_Extracted information_.
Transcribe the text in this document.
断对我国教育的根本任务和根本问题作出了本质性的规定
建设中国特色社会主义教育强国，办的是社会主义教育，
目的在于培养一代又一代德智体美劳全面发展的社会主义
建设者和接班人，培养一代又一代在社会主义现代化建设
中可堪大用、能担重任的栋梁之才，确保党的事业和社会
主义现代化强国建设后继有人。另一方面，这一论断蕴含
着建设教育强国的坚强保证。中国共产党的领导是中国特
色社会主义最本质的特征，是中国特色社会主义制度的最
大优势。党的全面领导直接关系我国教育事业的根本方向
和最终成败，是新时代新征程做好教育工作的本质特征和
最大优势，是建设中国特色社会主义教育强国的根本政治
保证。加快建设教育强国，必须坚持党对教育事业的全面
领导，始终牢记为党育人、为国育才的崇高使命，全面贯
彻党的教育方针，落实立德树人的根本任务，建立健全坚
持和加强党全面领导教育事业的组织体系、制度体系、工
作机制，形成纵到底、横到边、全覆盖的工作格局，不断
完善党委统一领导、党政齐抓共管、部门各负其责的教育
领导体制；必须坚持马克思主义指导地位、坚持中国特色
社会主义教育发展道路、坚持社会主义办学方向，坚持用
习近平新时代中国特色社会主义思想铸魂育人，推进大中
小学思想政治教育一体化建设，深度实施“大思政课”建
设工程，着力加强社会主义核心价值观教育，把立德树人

_Your task_.
Every record should be given again exactly.

_Correct output_.
Transcribe the text in this document.
断对我国教育的根本任务和根本问题作出了本质性的规定
建设中国特色社会主义教育强国，办的是社会主义教育，
目的在于培养一代又一代德智体美劳全面发展的社会主义
建设者和接班人，培养一代又一代在社会主义现代化建设
中可堪大用、能担重任的栋梁之才，确保党的事业和社会
主义现代化强国建设后继有人。另一方面，这一论断蕴含
着建设教育强国的坚强保证。中国共产党的领导是中国特
色社会主义最本质的特征，是中国特色社会主义制度的最
大优势。党的全面领导直接关系我国教育事业的根本方向
和最终成败，是新时代新征程做好教育工作的本质特征和
最大优势，是建设中国特色社会主义教育强国的根本政治
保证。加快建设教育强国，必须坚持党对教育事业的全面
领导，始终牢记为党育人、为国育才的崇高使命，全面贯
彻党的教育方针，落实立德树人的根本任务，建立健全坚
持和加强党全面领导教育事业的组织体系、制度体系、工
作机制，形成纵到底、横到边、全覆盖的工作格局，不断
完善党委统一领导、党政齐抓共管、部门各负其责的教育
领导体制；必须坚持马克思主义指导地位、坚持中国特色
社会主义教育发展道路、坚持社会主义办学方向，坚持用
习近平新时代中国特色社会主义思想铸魂育人，推进大中
小学思想政治教育一体化建设，深度实施“大思政课”建
设工程，着力加强社会主义核心价值观教育，把立德树人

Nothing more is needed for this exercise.